-- WHAT TO WORK ON --
(a) According to the Redis dimension table documentation, which Flink version should be set when creating a Flink OpenSource SQL job?
(b) Extend the Redis dimension table documentation past its last sentence.

Dimension Table

Function

Create a Redis table to connect to source streams for wide table generation.

Prerequisites

An enhanced datasource connection with Redis has been established, so that you can configure security group rules as required.
- For details about how to create an enhanced datasource connection, see Enhanced Datasource Connections in the Data Lake Insight User Guide.
- For details about how to configure security group rules, see Security Group in the Virtual Private Cloud User Guide.

Caveats

When you create a Flink OpenSource SQL job, set Flink Version to 1.15 in the Running Parameters tab. Select Save Job Log, and specify the OBS bucket for saving job logs.
Storing authentication credentials such as usernames and passwords in code or plaintext poses significant security risks. It is recommended using DEW to manage credentials instead. Storing encrypted credentials in configuration files or environment variables and decrypting them when needed ensures security. For details, see .

-- DATASET EXTRACT --

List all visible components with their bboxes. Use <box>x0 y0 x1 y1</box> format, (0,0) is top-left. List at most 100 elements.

-- RESPONSES BY TASK --
(a) Flink 1.15

(b)
To obtain the key values, you can set the primary key in Flink. The primary key maps to the Redis key.
If the primary key cannot be a composite primary key, and only can be one field.

Constraints on schema-syntax:

If schema-syntax is map or array, there can be only one non-primary key and it must be of the same map or array type.

If schema-syntax is fields-scores, the number of non-primary keys must be an even number, and the second key of every two keys except the primary key must be of the double type. The double value is the score of the previous key. The following is an example:

CREATE TABLE redisSource (
  redisKey string,
  order_id string,
  score1 double,
  order_channel string,
  score2 double,
  order_time string,
  score3 double,
  pay_amount double,
  score4 double,
  real_pay double,
  score5 double,
  pay_time string,
  score6 double,
  user_id string,
  score7 double,
  user_name string,
  score8 double,
  area_id string,
  score9 double,
  primary key (redisKey) not enforced
) WITH (
  'connector' = 'redis',
  'host' = 'RedisIP',
  'password' = 'RedisPassword',
  'data-type' = 'sorted-set',
  'deploy-mode' = 'master-replica',
  'schema-syntax' = 'fields-scores'
);

Restrictions on data-type:
- When data-type is set, the types of non-primary keys defined in Flink must be the same.
- If data-type is sorted-set and schema-syntax is fields or array, only sorted set values can be read from Redis, and the score value cannot be read.
- If data-type is string, only one non-primary key field is allowed.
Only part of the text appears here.